**Written problem:** Your task is to filter the data below down to the lines holding "像甜美的果汁".

**Stored records:**

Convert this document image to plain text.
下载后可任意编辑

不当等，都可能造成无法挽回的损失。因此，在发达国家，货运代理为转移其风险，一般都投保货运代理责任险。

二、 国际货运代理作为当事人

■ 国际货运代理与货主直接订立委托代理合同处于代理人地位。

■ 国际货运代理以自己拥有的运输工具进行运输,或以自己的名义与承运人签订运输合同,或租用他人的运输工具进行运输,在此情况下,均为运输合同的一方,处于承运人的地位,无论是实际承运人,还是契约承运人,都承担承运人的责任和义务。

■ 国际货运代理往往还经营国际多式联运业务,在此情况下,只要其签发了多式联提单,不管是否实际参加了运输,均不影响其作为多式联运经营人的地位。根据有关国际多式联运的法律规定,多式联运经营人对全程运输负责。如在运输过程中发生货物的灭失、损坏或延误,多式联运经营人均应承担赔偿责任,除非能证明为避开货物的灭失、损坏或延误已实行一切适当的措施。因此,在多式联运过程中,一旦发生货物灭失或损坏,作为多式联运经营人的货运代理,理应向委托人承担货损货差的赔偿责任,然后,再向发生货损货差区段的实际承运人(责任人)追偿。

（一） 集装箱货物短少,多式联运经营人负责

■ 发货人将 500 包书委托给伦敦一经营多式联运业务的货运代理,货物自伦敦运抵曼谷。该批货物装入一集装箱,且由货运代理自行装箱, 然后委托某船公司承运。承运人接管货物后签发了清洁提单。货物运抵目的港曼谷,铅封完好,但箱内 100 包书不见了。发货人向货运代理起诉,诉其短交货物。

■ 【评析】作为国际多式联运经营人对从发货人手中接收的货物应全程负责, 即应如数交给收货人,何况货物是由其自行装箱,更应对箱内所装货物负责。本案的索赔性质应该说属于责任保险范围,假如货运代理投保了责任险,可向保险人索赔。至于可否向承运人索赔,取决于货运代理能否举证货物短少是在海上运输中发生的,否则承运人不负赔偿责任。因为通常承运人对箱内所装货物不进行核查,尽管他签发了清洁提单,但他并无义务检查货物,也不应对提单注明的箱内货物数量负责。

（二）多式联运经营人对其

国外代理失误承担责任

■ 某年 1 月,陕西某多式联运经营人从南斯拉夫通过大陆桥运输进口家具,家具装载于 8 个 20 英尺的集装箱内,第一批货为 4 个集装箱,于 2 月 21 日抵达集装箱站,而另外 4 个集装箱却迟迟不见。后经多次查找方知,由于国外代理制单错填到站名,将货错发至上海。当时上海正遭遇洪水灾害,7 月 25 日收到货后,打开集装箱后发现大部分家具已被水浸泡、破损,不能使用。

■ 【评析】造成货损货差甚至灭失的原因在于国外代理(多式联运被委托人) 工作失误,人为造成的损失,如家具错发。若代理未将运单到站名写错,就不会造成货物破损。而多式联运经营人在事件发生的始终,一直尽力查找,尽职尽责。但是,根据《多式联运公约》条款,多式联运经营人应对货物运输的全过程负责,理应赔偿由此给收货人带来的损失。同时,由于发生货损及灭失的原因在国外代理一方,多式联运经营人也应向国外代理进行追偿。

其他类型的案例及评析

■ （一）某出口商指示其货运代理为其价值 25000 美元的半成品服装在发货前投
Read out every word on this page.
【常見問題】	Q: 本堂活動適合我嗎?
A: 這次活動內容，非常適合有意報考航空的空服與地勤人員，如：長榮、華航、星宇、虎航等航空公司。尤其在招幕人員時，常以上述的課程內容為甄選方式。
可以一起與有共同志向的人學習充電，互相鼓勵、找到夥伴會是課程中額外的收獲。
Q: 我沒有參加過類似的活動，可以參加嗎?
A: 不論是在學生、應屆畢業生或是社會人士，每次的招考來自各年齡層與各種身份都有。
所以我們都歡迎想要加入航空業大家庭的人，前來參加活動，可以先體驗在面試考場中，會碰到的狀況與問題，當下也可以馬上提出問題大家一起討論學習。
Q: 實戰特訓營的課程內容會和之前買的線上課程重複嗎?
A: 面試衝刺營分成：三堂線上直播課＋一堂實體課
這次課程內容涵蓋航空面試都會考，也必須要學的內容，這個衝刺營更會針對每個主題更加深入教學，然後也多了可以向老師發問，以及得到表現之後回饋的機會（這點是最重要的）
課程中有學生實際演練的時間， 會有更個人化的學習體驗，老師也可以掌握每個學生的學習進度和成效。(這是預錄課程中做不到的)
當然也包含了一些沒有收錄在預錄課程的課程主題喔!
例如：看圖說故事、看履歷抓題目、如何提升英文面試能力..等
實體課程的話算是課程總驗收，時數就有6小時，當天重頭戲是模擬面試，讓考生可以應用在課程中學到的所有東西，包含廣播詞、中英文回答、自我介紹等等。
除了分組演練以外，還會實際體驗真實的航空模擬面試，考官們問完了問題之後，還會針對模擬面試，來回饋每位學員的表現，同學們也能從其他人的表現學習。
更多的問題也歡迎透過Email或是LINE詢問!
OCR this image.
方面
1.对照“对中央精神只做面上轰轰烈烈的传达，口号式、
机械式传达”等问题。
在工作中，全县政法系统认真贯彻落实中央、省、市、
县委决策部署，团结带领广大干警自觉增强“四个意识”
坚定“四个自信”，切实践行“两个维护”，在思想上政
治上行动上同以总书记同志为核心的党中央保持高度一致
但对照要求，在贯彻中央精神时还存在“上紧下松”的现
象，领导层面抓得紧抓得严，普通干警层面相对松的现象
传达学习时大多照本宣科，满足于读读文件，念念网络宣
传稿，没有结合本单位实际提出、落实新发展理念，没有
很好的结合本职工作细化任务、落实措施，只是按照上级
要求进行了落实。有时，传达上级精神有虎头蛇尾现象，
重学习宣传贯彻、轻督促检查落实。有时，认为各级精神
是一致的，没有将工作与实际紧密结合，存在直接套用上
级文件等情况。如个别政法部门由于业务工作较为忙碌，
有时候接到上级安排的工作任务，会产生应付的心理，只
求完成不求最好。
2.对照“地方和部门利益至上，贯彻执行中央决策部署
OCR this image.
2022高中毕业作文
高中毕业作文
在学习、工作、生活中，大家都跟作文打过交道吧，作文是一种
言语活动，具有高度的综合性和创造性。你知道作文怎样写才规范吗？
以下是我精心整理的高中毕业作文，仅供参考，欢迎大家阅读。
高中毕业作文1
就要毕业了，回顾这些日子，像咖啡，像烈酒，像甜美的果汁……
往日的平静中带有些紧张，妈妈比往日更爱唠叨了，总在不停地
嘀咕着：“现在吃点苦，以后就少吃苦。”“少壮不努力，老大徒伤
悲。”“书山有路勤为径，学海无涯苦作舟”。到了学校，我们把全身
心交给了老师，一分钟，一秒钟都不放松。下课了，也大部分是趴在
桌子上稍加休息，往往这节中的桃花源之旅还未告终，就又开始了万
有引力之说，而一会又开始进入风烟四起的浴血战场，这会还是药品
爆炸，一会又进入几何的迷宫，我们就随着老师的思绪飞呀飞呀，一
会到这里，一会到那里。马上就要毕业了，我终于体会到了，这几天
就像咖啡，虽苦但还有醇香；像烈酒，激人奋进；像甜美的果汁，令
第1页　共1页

**The solution:**
就要毕业了，回顾这些日子，像咖啡，像烈酒，像甜美的果汁……
就像咖啡，虽苦但还有醇香；像烈酒，激人奋进；像甜美的果汁，令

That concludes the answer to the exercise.